## [EXERCISE AIM]
Print the entries in full, word for word, but not the pictures.

## [DATA FOR THIS TASK]
________________________

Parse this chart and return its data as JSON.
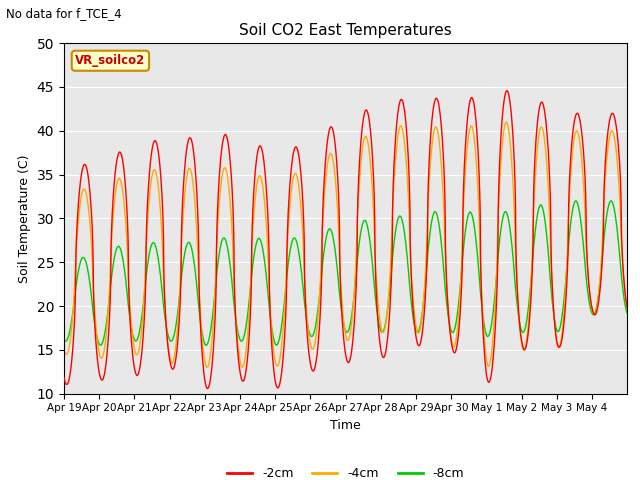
{
  "title": "Soil CO2 East Temperatures",
  "subtitle": "No data for f_TCE_4",
  "xlabel": "Time",
  "ylabel": "Soil Temperature (C)",
  "ylim": [
    10,
    50
  ],
  "legend_label": "VR_soilco2",
  "series_labels": [
    "-2cm",
    "-4cm",
    "-8cm"
  ],
  "series_colors": [
    "#ff0000",
    "#ffaa00",
    "#00cc00"
  ],
  "background_color": "#e8e8e8",
  "xtick_labels": [
    "Apr 19",
    "Apr 20",
    "Apr 21",
    "Apr 22",
    "Apr 23",
    "Apr 24",
    "Apr 25",
    "Apr 26",
    "Apr 27",
    "Apr 28",
    "Apr 29",
    "Apr 30",
    "May 1",
    "May 2",
    "May 3",
    "May 4"
  ],
  "num_days": 16,
  "red_peaks": [
    35,
    37,
    38,
    39.5,
    39,
    40,
    37,
    39,
    41.5,
    43,
    44,
    43.5,
    44,
    45,
    42,
    42
  ],
  "red_mins": [
    11,
    11.5,
    12,
    13,
    10.5,
    11.5,
    10.5,
    12.5,
    13.5,
    14,
    15.5,
    15,
    11,
    15,
    15,
    19
  ],
  "orange_peaks": [
    32.5,
    34,
    35,
    36,
    35.5,
    36,
    34,
    36,
    38.5,
    40,
    41,
    40,
    41,
    41,
    40,
    40
  ],
  "orange_mins": [
    14.5,
    14,
    14.5,
    13.5,
    13,
    13,
    13,
    15,
    16,
    17,
    17,
    15.5,
    13,
    15,
    15,
    19
  ],
  "green_peaks": [
    25,
    26,
    27.5,
    27,
    27.5,
    28,
    27.5,
    28,
    29.5,
    30,
    30.5,
    31,
    30.5,
    31,
    32,
    32
  ],
  "green_mins": [
    16,
    15.5,
    16,
    16,
    15.5,
    16,
    15.5,
    16.5,
    17,
    17,
    17,
    17,
    16.5,
    17,
    17,
    19
  ]
}
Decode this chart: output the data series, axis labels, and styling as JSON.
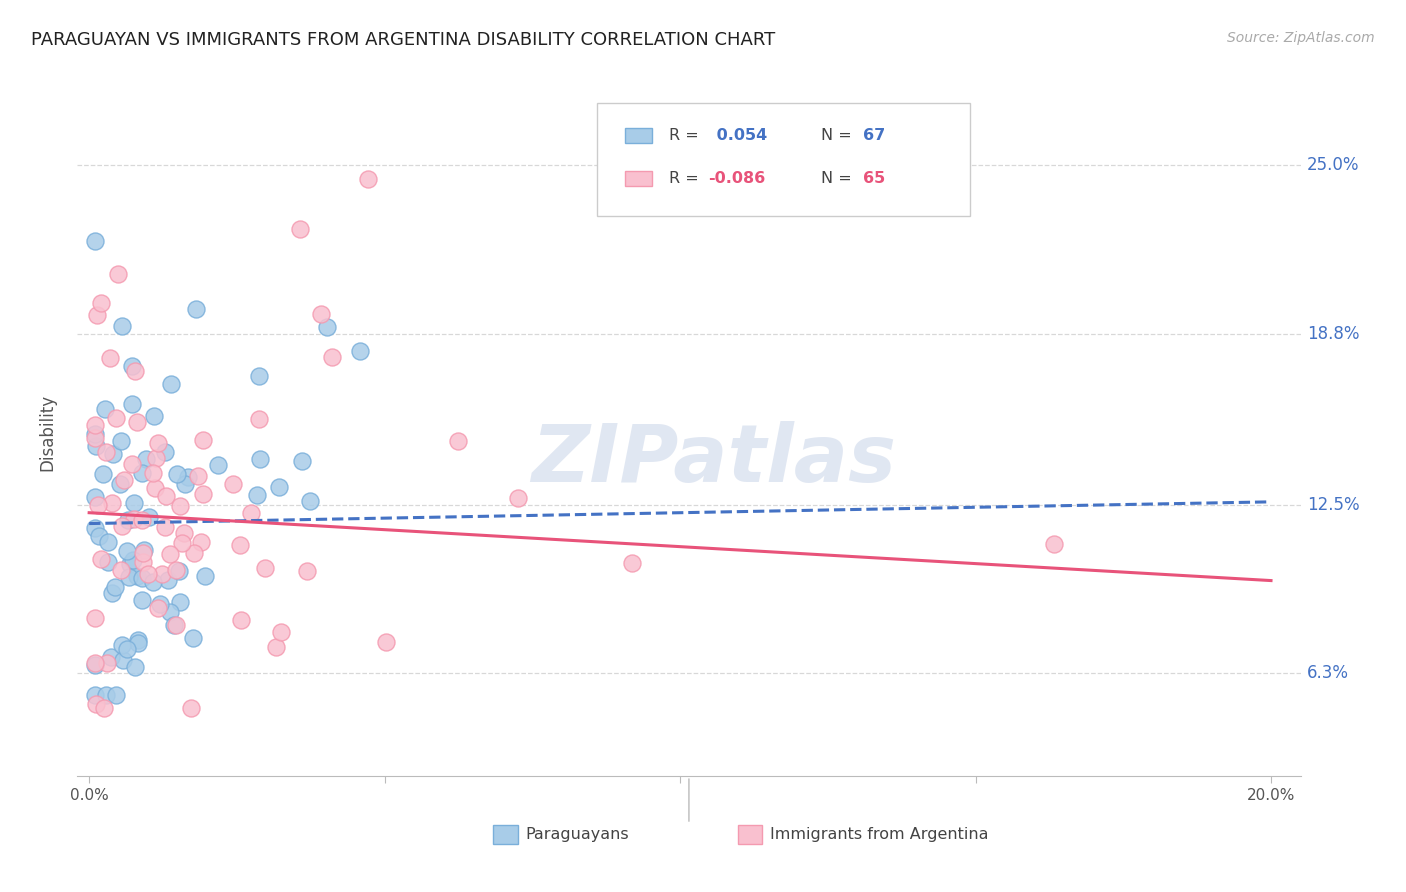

________________________

## [TASK RESPONSE]
Parse this chart and return its data as JSON.
{
  "title": "Soil CO2 East Temperatures",
  "subtitle": "No data for f_TCE_4",
  "xlabel": "Time",
  "ylabel": "Soil Temperature (C)",
  "ylim": [
    10,
    50
  ],
  "legend_label": "VR_soilco2",
  "series_labels": [
    "-2cm",
    "-4cm",
    "-8cm"
  ],
  "series_colors": [
    "#ff0000",
    "#ffaa00",
    "#00cc00"
  ],
  "background_color": "#e8e8e8",
  "xtick_labels": [
    "Apr 19",
    "Apr 20",
    "Apr 21",
    "Apr 22",
    "Apr 23",
    "Apr 24",
    "Apr 25",
    "Apr 26",
    "Apr 27",
    "Apr 28",
    "Apr 29",
    "Apr 30",
    "May 1",
    "May 2",
    "May 3",
    "May 4"
  ],
  "num_days": 16,
  "red_peaks": [
    35,
    37,
    38,
    39.5,
    39,
    40,
    37,
    39,
    41.5,
    43,
    44,
    43.5,
    44,
    45,
    42,
    42
  ],
  "red_mins": [
    11,
    11.5,
    12,
    13,
    10.5,
    11.5,
    10.5,
    12.5,
    13.5,
    14,
    15.5,
    15,
    11,
    15,
    15,
    19
  ],
  "orange_peaks": [
    32.5,
    34,
    35,
    36,
    35.5,
    36,
    34,
    36,
    38.5,
    40,
    41,
    40,
    41,
    41,
    40,
    40
  ],
  "orange_mins": [
    14.5,
    14,
    14.5,
    13.5,
    13,
    13,
    13,
    15,
    16,
    17,
    17,
    15.5,
    13,
    15,
    15,
    19
  ],
  "green_peaks": [
    25,
    26,
    27.5,
    27,
    27.5,
    28,
    27.5,
    28,
    29.5,
    30,
    30.5,
    31,
    30.5,
    31,
    32,
    32
  ],
  "green_mins": [
    16,
    15.5,
    16,
    16,
    15.5,
    16,
    15.5,
    16.5,
    17,
    17,
    17,
    17,
    16.5,
    17,
    17,
    19
  ]
}
Decode this chart: output the data series, axis labels, and styling as JSON.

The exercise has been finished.